▶ What the task asks:
Make an exact copy of the data below, leaving out every picture.

▶ Records to use:

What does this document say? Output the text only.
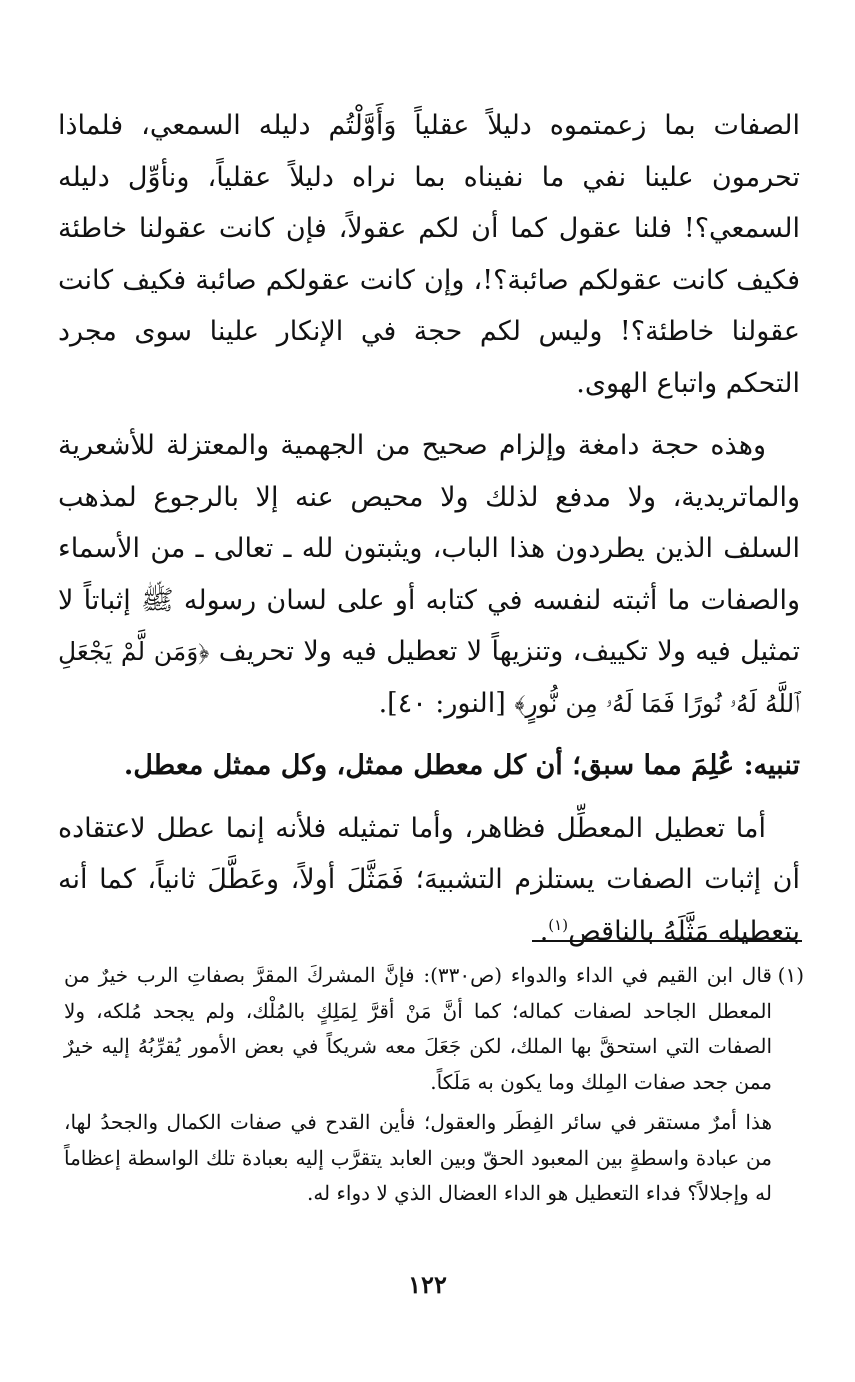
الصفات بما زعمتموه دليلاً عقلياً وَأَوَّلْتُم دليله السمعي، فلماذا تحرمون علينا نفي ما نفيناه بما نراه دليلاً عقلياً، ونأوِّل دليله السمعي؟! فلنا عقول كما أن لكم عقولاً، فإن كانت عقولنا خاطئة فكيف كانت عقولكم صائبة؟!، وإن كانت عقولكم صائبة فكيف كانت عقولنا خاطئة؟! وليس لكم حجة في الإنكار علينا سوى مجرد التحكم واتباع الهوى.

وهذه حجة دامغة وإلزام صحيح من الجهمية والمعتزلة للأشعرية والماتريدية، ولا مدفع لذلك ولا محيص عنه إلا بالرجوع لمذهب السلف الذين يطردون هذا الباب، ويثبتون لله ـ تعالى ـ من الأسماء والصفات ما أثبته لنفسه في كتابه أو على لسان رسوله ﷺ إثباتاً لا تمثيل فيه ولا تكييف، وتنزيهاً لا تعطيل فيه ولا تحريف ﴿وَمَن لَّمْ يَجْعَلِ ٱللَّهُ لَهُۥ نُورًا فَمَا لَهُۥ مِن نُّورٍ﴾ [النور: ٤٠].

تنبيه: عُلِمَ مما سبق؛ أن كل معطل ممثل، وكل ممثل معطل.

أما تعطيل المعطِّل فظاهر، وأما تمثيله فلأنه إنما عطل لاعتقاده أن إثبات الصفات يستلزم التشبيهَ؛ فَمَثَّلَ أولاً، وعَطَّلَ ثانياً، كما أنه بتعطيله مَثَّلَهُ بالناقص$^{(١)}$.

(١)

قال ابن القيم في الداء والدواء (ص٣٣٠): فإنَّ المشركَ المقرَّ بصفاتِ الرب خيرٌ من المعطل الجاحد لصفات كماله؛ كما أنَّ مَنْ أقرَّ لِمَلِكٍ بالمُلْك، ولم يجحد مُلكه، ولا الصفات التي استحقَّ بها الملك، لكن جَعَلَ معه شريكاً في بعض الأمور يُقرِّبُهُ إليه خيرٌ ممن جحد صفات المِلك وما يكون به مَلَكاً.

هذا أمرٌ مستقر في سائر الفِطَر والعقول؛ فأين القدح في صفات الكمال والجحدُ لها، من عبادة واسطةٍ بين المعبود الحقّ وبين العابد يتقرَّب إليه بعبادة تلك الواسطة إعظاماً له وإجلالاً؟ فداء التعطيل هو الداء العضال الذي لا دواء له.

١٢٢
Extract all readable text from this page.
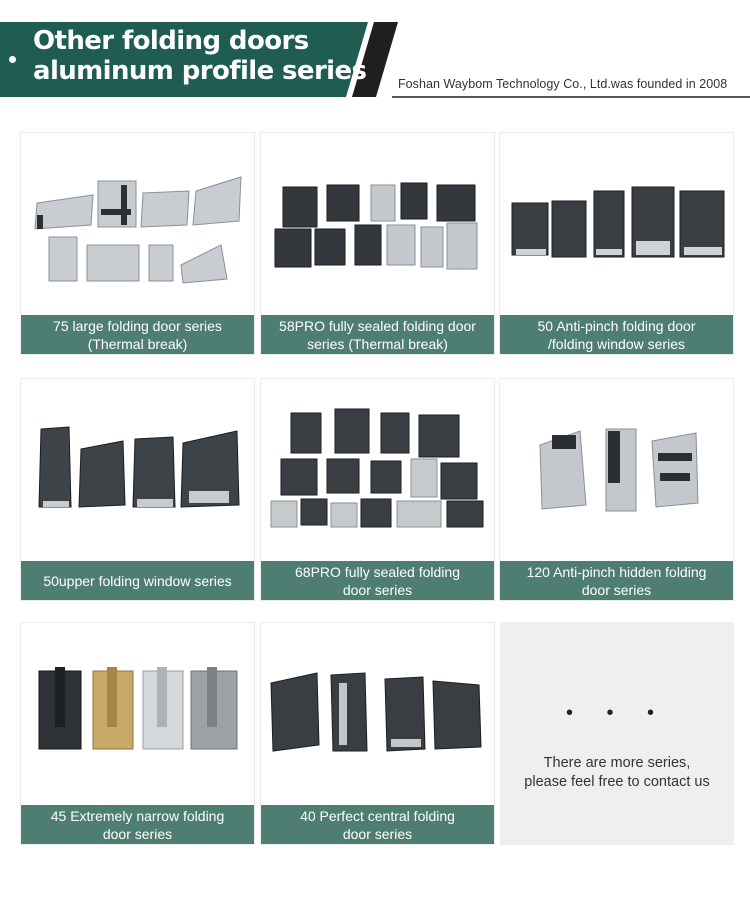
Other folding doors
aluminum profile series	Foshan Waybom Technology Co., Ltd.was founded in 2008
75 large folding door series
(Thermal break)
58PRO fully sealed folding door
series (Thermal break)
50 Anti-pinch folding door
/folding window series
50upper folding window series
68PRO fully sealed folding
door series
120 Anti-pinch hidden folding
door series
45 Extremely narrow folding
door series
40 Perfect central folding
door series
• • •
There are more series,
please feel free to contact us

▶ Response to the exercise:
What does this document say? Output the text only.
الصفات بما زعمتموه دليلاً عقلياً وَأَوَّلْتُم دليله السمعي، فلماذا تحرمون علينا نفي ما نفيناه بما نراه دليلاً عقلياً، ونأوِّل دليله السمعي؟! فلنا عقول كما أن لكم عقولاً، فإن كانت عقولنا خاطئة فكيف كانت عقولكم صائبة؟!، وإن كانت عقولكم صائبة فكيف كانت عقولنا خاطئة؟! وليس لكم حجة في الإنكار علينا سوى مجرد التحكم واتباع الهوى.

وهذه حجة دامغة وإلزام صحيح من الجهمية والمعتزلة للأشعرية والماتريدية، ولا مدفع لذلك ولا محيص عنه إلا بالرجوع لمذهب السلف الذين يطردون هذا الباب، ويثبتون لله ـ تعالى ـ من الأسماء والصفات ما أثبته لنفسه في كتابه أو على لسان رسوله ﷺ إثباتاً لا تمثيل فيه ولا تكييف، وتنزيهاً لا تعطيل فيه ولا تحريف ﴿وَمَن لَّمْ يَجْعَلِ ٱللَّهُ لَهُۥ نُورًا فَمَا لَهُۥ مِن نُّورٍ﴾ [النور: ٤٠].

تنبيه: عُلِمَ مما سبق؛ أن كل معطل ممثل، وكل ممثل معطل.

أما تعطيل المعطِّل فظاهر، وأما تمثيله فلأنه إنما عطل لاعتقاده أن إثبات الصفات يستلزم التشبيهَ؛ فَمَثَّلَ أولاً، وعَطَّلَ ثانياً، كما أنه بتعطيله مَثَّلَهُ بالناقص$^{(١)}$.

(١)

قال ابن القيم في الداء والدواء (ص٣٣٠): فإنَّ المشركَ المقرَّ بصفاتِ الرب خيرٌ من المعطل الجاحد لصفات كماله؛ كما أنَّ مَنْ أقرَّ لِمَلِكٍ بالمُلْك، ولم يجحد مُلكه، ولا الصفات التي استحقَّ بها الملك، لكن جَعَلَ معه شريكاً في بعض الأمور يُقرِّبُهُ إليه خيرٌ ممن جحد صفات المِلك وما يكون به مَلَكاً.

هذا أمرٌ مستقر في سائر الفِطَر والعقول؛ فأين القدح في صفات الكمال والجحدُ لها، من عبادة واسطةٍ بين المعبود الحقّ وبين العابد يتقرَّب إليه بعبادة تلك الواسطة إعظاماً له وإجلالاً؟ فداء التعطيل هو الداء العضال الذي لا دواء له.

١٢٢
Extract all readable text from this page.
Other folding doors
aluminum profile series	Foshan Waybom Technology Co., Ltd.was founded in 2008
75 large folding door series
(Thermal break)
58PRO fully sealed folding door
series (Thermal break)
50 Anti-pinch folding door
/folding window series
50upper folding window series
68PRO fully sealed folding
door series
120 Anti-pinch hidden folding
door series
45 Extremely narrow folding
door series
40 Perfect central folding
door series
• • •
There are more series,
please feel free to contact us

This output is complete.